> _Written task_: Identify each line containing the word "structured" and copy it.

> _Material for this exercise_:
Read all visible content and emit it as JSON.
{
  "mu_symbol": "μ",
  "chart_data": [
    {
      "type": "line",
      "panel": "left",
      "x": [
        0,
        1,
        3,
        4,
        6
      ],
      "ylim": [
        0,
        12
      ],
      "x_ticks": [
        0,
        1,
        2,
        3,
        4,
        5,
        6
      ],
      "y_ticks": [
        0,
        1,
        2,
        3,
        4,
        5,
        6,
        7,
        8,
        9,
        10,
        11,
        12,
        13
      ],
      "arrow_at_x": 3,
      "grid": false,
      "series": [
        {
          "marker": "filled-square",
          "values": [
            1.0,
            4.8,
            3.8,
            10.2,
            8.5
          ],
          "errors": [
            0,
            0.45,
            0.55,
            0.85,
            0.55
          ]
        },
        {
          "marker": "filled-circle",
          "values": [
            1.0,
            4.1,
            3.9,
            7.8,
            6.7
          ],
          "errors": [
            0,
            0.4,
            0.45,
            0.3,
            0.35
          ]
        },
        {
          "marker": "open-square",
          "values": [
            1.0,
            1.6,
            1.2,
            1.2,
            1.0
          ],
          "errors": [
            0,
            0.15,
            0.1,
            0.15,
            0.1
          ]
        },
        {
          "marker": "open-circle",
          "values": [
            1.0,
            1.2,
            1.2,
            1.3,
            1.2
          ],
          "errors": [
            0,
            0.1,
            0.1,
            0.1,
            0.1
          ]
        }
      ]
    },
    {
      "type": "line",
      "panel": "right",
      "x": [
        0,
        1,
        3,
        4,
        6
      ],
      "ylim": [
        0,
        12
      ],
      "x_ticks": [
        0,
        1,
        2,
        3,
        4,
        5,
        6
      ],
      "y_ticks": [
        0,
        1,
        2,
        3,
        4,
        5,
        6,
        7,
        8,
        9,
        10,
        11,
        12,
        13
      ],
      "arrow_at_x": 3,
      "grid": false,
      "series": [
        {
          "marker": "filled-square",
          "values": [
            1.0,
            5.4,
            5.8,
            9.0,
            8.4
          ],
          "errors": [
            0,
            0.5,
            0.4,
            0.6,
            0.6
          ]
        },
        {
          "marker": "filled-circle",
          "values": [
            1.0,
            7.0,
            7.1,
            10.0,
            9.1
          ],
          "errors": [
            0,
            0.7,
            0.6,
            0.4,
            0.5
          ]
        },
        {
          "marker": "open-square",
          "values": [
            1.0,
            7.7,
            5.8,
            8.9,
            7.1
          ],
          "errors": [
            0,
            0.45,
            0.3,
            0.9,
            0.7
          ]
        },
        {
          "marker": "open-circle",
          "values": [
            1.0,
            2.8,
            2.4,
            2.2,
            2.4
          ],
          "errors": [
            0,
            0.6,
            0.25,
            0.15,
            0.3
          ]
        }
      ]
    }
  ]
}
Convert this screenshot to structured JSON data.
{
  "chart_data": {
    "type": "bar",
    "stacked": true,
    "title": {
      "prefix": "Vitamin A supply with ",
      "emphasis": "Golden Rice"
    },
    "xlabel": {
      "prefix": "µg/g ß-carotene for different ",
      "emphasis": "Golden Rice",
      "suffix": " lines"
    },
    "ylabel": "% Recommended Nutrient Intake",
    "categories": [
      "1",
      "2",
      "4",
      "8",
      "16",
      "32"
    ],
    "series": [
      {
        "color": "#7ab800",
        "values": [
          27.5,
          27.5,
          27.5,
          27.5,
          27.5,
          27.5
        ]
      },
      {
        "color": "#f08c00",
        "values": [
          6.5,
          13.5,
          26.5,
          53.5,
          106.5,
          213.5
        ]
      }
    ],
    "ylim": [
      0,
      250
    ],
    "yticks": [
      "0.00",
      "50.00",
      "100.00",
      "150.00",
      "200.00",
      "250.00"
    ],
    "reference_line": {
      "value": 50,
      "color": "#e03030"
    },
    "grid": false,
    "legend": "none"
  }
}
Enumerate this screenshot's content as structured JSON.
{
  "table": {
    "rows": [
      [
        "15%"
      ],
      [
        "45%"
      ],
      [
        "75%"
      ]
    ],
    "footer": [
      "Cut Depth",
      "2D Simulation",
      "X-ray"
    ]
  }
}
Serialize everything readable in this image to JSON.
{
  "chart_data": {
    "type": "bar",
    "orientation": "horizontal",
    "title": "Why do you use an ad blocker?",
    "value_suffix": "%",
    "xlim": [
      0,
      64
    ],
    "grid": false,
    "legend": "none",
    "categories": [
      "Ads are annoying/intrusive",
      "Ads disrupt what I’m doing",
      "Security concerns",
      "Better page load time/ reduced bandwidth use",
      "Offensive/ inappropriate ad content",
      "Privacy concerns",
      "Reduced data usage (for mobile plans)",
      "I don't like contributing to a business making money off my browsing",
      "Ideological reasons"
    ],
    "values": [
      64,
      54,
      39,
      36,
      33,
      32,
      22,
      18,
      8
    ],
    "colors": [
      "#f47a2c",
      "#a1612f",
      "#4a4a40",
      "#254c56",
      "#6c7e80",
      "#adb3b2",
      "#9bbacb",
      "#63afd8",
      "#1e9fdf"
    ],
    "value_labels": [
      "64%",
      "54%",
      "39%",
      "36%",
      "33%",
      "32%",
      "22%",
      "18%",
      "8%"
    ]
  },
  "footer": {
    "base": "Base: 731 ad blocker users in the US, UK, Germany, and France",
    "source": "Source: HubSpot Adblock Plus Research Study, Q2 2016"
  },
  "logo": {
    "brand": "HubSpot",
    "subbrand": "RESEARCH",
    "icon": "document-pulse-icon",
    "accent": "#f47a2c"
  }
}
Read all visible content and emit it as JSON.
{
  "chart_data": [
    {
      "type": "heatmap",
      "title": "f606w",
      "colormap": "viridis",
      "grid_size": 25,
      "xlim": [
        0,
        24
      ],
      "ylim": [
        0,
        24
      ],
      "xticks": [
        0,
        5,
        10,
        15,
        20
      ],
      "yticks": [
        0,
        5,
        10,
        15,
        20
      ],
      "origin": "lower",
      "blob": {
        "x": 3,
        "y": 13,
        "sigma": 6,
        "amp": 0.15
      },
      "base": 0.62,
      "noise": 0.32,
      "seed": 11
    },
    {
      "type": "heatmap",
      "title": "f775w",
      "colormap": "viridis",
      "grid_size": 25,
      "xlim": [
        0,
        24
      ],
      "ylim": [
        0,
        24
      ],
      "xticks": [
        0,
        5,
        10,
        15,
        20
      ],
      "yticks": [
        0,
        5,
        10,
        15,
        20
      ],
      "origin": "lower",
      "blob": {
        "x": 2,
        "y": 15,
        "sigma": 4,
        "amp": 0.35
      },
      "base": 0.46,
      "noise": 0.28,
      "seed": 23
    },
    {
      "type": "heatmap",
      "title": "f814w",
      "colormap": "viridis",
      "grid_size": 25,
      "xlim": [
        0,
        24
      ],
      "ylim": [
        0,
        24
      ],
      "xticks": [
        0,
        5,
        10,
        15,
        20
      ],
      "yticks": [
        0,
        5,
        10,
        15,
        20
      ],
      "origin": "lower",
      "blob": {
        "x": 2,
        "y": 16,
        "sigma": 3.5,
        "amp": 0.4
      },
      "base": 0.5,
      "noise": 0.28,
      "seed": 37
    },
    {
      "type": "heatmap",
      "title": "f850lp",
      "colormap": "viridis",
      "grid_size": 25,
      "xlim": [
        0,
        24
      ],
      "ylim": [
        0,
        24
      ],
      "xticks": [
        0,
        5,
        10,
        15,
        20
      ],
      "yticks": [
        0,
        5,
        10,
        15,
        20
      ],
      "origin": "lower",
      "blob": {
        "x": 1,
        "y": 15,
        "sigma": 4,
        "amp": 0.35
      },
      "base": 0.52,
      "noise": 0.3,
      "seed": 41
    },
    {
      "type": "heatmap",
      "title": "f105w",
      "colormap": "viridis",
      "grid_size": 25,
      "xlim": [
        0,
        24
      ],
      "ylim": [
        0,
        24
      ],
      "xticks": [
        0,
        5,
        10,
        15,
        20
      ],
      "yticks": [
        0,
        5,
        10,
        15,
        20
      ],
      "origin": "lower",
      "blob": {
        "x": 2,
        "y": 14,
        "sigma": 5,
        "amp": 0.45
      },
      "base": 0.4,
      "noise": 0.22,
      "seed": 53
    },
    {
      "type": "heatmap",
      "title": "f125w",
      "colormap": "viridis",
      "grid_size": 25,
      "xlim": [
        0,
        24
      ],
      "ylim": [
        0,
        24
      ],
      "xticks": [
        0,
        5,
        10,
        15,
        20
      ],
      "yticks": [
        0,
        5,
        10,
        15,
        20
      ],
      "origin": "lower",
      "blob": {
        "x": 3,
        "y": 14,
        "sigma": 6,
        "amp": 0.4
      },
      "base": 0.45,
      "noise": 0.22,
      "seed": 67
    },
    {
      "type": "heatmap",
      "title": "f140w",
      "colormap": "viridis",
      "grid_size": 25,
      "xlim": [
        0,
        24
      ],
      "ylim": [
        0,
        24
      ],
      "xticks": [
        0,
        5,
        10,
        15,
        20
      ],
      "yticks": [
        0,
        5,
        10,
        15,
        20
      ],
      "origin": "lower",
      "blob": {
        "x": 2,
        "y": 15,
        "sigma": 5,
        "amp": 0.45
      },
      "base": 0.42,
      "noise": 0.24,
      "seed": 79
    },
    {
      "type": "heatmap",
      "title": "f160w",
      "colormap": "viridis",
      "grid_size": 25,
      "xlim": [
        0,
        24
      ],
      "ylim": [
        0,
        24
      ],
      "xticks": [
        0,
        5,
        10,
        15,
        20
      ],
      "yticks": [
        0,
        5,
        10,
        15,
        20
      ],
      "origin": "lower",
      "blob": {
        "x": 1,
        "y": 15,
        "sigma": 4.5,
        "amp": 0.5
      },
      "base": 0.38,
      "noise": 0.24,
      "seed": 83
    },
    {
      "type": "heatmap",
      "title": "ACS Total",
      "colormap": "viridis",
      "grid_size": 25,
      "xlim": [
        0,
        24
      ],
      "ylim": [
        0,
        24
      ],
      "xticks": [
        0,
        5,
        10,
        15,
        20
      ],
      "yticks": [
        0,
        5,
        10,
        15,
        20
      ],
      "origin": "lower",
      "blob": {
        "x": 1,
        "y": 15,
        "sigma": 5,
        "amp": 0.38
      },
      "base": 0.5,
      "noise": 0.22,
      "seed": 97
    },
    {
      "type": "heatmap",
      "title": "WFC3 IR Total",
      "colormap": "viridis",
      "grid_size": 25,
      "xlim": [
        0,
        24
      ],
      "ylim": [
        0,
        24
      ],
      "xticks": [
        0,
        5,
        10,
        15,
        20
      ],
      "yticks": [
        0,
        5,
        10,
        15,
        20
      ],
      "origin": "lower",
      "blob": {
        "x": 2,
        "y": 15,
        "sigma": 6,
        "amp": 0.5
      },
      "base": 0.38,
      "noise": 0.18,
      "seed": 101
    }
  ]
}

> _The answer_:
Convert this screenshot to structured JSON data.
Enumerate this screenshot's content as structured JSON.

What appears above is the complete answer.